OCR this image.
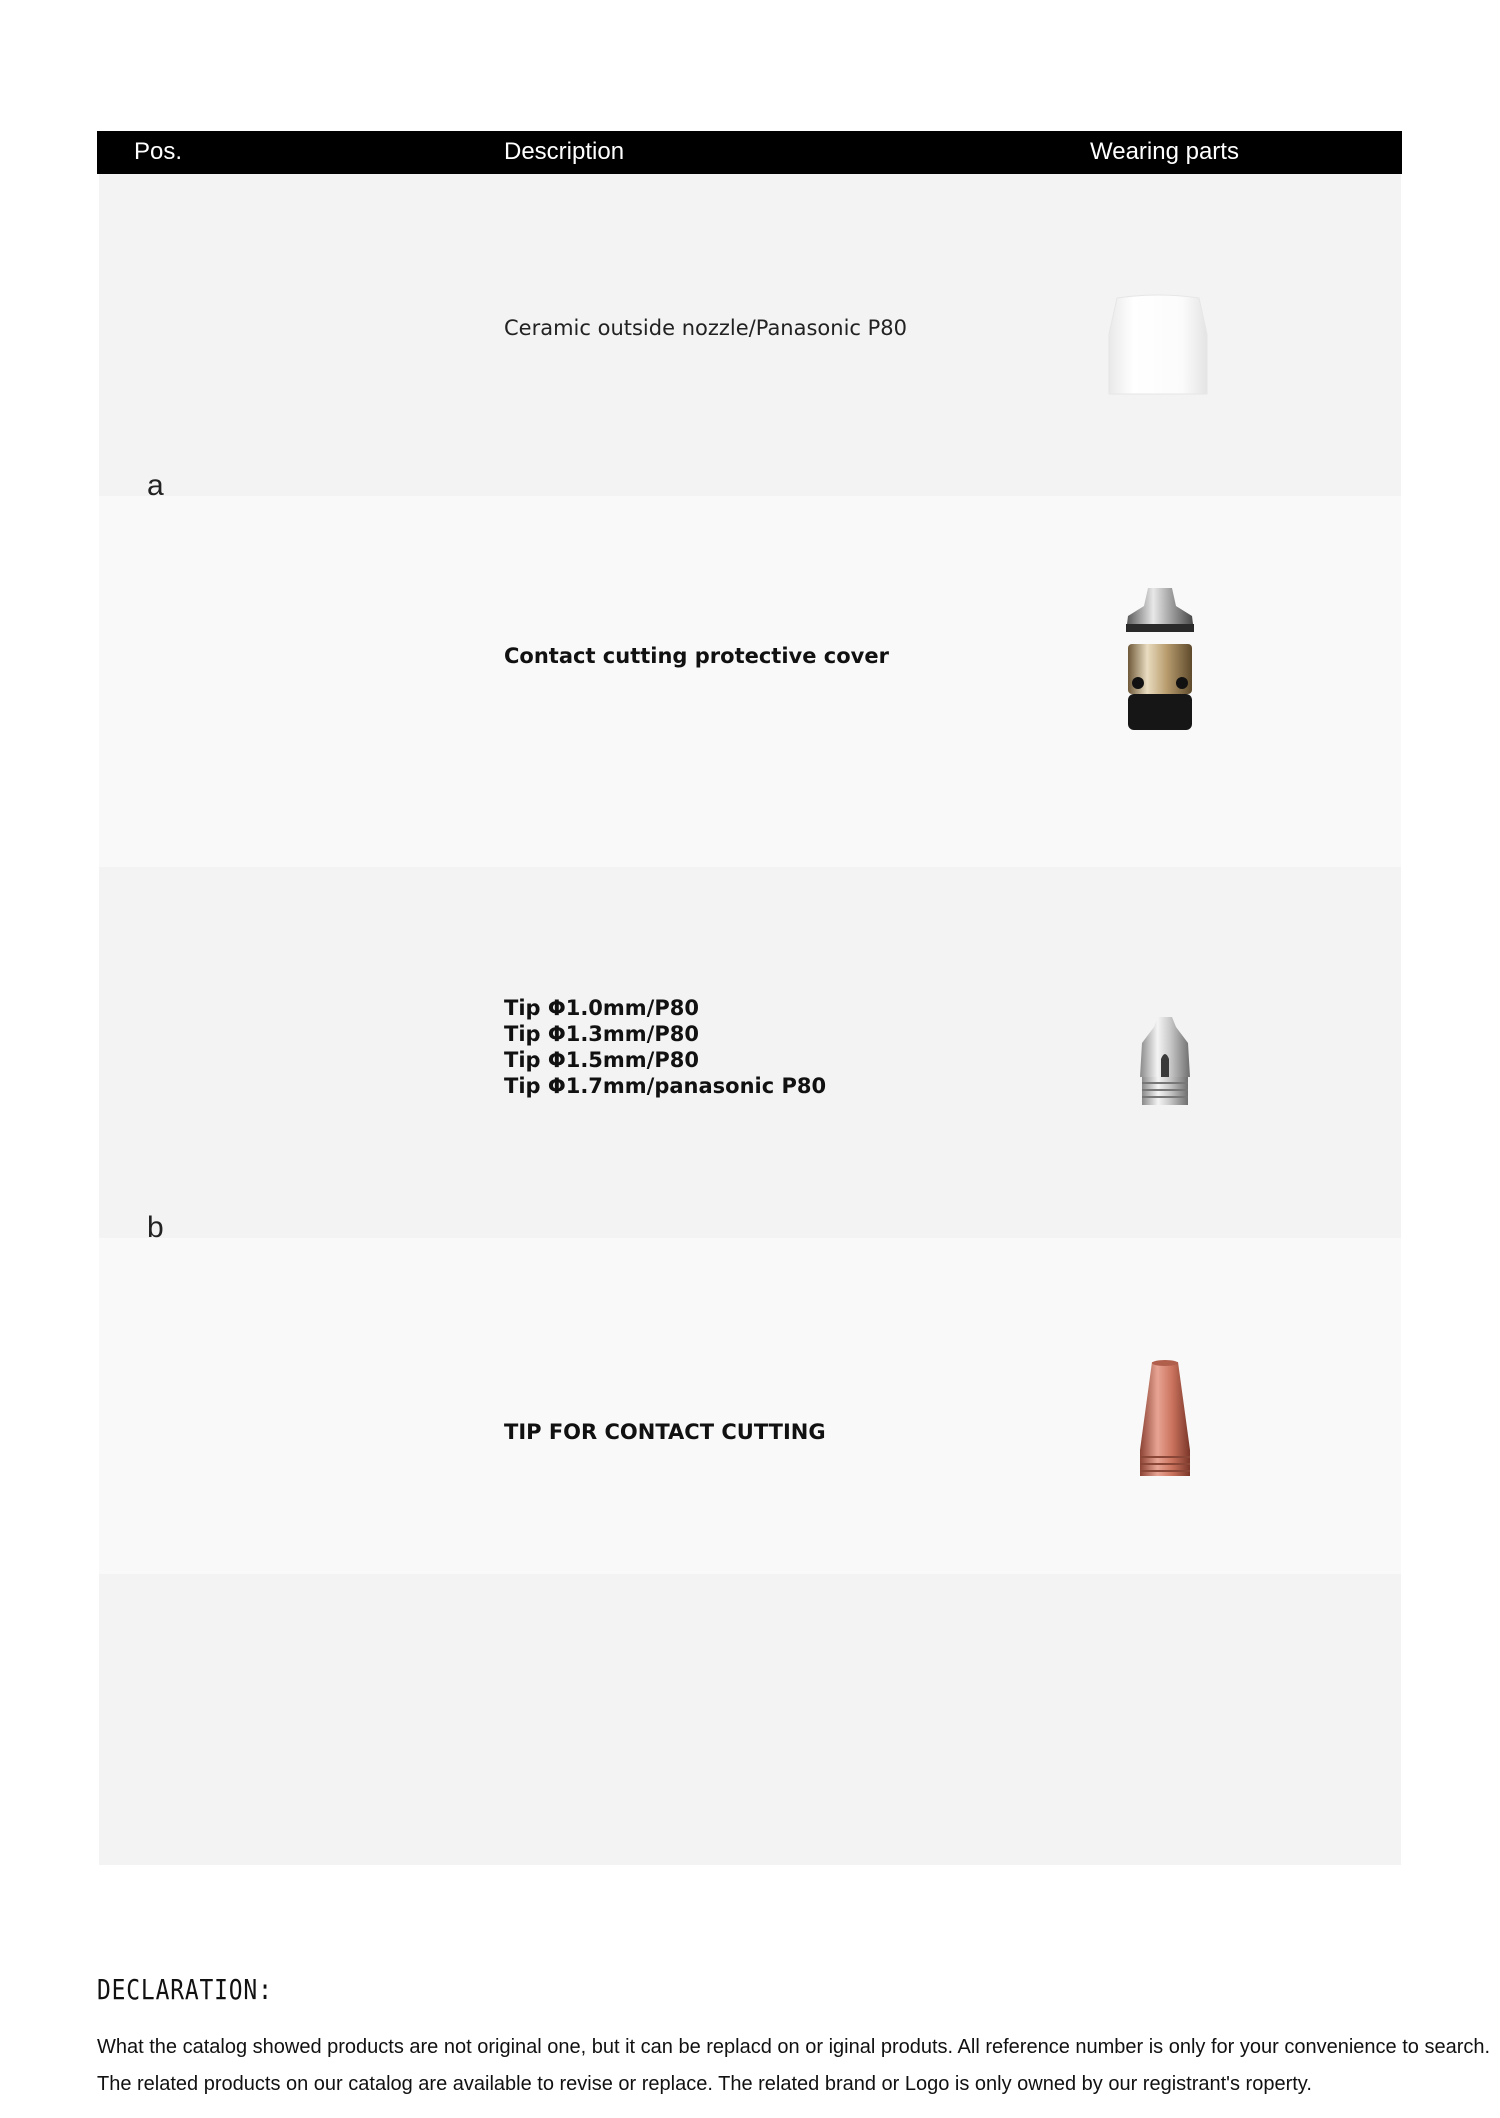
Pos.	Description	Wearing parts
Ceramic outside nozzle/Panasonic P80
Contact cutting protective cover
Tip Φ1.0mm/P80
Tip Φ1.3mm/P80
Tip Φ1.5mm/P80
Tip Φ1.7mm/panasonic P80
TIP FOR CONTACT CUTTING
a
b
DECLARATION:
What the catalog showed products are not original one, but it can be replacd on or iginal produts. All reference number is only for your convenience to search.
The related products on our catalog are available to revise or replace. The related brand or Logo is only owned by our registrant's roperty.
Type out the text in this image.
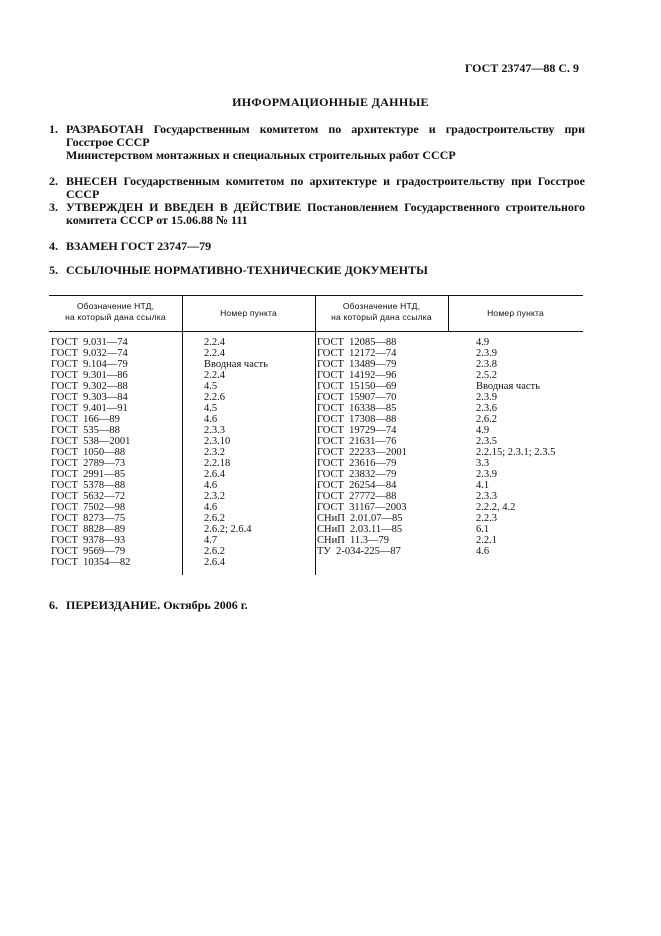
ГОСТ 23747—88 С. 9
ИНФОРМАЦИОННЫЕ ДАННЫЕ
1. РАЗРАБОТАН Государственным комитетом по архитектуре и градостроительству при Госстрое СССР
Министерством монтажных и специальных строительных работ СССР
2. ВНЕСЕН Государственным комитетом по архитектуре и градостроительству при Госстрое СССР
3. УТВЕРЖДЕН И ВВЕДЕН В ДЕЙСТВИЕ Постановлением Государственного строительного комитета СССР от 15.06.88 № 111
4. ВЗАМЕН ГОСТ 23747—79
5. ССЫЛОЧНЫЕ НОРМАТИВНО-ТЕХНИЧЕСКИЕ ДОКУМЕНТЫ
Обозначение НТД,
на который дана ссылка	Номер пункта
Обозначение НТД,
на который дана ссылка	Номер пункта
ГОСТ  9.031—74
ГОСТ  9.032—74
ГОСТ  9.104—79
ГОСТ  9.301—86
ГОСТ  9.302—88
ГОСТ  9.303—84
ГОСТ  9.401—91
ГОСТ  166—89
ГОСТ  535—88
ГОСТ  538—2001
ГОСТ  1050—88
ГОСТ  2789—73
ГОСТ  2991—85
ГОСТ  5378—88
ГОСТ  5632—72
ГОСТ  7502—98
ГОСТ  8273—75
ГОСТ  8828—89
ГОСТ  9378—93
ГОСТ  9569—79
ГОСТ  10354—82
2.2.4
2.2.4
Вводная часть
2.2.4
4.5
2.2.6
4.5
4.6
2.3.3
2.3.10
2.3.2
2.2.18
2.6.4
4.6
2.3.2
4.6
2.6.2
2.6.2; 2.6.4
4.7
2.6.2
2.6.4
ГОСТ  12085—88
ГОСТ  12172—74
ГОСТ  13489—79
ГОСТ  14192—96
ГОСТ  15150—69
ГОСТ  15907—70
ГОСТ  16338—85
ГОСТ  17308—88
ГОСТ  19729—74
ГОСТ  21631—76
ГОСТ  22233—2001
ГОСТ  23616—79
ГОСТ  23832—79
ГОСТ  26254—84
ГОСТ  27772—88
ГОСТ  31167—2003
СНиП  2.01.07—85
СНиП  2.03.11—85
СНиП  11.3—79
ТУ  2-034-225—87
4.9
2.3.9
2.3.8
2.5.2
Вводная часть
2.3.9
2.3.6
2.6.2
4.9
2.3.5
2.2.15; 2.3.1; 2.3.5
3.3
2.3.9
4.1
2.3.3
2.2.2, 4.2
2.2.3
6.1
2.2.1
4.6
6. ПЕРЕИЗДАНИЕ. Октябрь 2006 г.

————

» Task to carry out
Wherever the word "СССР" occurs in a line of the listing, copy that line.

» In response
1. РАЗРАБОТАН Государственным комитетом по архитектуре и градостроительству при Госстрое СССР
Министерством монтажных и специальных строительных работ СССР
2. ВНЕСЕН Государственным комитетом по архитектуре и градостроительству при Госстрое СССР
3. УТВЕРЖДЕН И ВВЕДЕН В ДЕЙСТВИЕ Постановлением Государственного строительного комитета СССР от 15.06.88 № 111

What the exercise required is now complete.